● WHAT NEEDS TO BE DONE
List all lines in the material below that contain "kind".

[Stored data]

━━━━━━━━━━━━━━━━

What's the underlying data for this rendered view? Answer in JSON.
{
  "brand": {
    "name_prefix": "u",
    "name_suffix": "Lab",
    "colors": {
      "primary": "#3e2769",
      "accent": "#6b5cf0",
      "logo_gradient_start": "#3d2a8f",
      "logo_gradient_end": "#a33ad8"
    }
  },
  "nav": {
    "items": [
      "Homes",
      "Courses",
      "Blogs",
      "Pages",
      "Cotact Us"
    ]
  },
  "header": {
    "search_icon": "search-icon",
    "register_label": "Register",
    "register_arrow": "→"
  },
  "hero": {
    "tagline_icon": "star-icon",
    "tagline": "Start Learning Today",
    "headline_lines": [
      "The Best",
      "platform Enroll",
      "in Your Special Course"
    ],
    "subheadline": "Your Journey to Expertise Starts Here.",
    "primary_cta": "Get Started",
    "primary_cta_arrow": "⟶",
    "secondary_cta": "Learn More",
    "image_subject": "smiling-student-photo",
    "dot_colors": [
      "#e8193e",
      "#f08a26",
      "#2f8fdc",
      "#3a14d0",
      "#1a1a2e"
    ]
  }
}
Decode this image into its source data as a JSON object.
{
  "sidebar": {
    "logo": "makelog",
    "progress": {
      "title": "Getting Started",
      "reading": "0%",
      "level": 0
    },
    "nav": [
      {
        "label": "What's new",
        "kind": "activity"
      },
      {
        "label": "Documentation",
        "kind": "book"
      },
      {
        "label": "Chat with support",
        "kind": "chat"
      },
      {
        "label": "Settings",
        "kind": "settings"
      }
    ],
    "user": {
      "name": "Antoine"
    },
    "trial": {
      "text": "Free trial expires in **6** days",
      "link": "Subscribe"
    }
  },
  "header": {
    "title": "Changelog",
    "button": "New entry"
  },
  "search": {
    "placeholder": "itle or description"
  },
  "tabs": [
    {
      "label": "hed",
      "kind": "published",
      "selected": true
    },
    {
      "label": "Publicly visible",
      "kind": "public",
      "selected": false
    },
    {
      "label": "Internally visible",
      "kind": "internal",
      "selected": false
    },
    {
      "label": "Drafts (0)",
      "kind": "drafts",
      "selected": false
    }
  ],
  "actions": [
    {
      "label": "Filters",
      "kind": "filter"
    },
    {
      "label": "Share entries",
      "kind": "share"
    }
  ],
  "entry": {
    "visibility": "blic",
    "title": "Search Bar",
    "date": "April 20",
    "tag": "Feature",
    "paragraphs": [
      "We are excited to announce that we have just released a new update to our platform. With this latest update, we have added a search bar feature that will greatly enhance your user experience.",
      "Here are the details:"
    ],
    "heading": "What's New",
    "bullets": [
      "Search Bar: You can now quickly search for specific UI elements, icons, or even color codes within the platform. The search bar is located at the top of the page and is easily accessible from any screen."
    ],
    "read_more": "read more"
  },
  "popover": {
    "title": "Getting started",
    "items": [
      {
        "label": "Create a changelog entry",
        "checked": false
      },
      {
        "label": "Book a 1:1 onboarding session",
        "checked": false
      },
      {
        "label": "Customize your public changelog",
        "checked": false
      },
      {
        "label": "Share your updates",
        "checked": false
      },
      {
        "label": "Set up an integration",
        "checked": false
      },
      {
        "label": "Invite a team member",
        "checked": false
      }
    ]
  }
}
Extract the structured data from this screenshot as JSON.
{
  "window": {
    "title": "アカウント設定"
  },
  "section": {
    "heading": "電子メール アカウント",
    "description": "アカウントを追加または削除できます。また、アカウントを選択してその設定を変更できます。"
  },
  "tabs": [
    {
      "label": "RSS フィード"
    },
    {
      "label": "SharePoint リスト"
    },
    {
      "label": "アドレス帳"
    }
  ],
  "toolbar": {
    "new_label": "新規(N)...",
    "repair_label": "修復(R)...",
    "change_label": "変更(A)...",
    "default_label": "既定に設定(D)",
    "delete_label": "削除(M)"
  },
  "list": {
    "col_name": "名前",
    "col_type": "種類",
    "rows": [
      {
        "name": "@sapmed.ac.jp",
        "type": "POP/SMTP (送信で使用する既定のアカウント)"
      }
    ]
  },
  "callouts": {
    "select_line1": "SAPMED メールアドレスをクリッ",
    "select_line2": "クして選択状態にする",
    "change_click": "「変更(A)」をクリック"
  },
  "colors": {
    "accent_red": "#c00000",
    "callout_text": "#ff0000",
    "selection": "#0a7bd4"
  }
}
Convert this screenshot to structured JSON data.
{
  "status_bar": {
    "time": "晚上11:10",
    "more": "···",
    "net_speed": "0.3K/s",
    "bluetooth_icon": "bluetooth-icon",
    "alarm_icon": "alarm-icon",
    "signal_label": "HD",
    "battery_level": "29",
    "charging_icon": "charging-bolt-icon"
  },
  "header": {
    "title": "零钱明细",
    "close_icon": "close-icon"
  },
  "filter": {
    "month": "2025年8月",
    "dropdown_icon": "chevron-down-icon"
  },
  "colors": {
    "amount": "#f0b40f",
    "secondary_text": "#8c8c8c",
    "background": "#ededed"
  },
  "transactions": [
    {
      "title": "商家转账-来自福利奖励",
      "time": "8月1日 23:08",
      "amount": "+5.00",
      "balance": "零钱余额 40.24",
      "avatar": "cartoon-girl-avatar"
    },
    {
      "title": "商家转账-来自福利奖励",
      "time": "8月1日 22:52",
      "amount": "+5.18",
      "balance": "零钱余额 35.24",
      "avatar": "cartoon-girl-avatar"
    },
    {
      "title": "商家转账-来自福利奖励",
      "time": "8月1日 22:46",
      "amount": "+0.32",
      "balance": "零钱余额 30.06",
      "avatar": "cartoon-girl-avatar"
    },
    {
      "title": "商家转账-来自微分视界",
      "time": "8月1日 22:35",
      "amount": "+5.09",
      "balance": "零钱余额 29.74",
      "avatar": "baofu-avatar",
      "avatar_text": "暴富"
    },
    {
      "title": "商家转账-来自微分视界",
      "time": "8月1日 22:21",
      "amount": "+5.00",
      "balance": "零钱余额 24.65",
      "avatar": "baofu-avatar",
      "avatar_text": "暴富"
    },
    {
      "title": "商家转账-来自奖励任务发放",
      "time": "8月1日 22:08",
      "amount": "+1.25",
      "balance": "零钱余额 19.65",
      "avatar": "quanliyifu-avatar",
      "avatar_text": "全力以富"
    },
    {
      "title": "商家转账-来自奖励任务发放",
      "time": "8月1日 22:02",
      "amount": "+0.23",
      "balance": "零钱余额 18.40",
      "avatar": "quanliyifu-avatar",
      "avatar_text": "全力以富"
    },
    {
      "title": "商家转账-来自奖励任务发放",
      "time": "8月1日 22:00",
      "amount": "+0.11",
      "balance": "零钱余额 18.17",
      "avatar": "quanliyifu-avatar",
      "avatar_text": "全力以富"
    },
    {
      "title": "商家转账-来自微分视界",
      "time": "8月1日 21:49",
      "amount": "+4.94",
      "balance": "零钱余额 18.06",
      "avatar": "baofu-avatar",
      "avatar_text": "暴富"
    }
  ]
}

━━━━━━━━━━━━━━━━

● TASK RESPONSE
        "kind": "activity"
        "kind": "book"
        "kind": "chat"
        "kind": "settings"
      "kind": "published",
      "kind": "public",
      "kind": "internal",
      "kind": "drafts",
      "kind": "filter"
      "kind": "share"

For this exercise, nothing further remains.